**INPUT RECORDS:**
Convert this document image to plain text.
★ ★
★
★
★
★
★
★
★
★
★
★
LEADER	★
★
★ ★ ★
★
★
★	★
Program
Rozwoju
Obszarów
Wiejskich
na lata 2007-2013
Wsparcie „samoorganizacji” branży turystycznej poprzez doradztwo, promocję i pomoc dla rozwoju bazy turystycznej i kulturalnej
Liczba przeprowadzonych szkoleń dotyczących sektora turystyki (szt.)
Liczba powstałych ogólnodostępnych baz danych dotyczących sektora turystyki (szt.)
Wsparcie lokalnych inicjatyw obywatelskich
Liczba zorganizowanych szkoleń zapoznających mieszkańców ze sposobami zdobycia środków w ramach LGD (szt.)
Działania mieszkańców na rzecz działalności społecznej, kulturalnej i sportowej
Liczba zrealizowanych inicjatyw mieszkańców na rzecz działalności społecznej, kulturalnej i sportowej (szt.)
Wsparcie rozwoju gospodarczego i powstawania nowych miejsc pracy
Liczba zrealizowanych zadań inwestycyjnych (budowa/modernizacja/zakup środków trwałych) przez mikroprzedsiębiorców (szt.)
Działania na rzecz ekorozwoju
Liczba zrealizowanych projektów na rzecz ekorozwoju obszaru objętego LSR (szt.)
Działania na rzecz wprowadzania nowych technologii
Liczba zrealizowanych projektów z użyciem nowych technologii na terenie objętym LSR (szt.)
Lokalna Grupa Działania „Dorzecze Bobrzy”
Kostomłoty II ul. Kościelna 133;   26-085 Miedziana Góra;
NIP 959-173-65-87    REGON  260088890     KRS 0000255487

**PROBLEM:** Reproduce each entry above exactly, keeping every word.

**SOLUTION FOR THIS PROBLEM:**
Convert this document image to plain text.
★ ★
★
★
★
★
★
★
★
★
★
★
LEADER	★
★
★ ★ ★
★
★
★	★
Program
Rozwoju
Obszarów
Wiejskich
na lata 2007-2013
Wsparcie „samoorganizacji” branży turystycznej poprzez doradztwo, promocję i pomoc dla rozwoju bazy turystycznej i kulturalnej
Liczba przeprowadzonych szkoleń dotyczących sektora turystyki (szt.)
Liczba powstałych ogólnodostępnych baz danych dotyczących sektora turystyki (szt.)
Wsparcie lokalnych inicjatyw obywatelskich
Liczba zorganizowanych szkoleń zapoznających mieszkańców ze sposobami zdobycia środków w ramach LGD (szt.)
Działania mieszkańców na rzecz działalności społecznej, kulturalnej i sportowej
Liczba zrealizowanych inicjatyw mieszkańców na rzecz działalności społecznej, kulturalnej i sportowej (szt.)
Wsparcie rozwoju gospodarczego i powstawania nowych miejsc pracy
Liczba zrealizowanych zadań inwestycyjnych (budowa/modernizacja/zakup środków trwałych) przez mikroprzedsiębiorców (szt.)
Działania na rzecz ekorozwoju
Liczba zrealizowanych projektów na rzecz ekorozwoju obszaru objętego LSR (szt.)
Działania na rzecz wprowadzania nowych technologii
Liczba zrealizowanych projektów z użyciem nowych technologii na terenie objętym LSR (szt.)
Lokalna Grupa Działania „Dorzecze Bobrzy”
Kostomłoty II ul. Kościelna 133;   26-085 Miedziana Góra;
NIP 959-173-65-87    REGON  260088890     KRS 0000255487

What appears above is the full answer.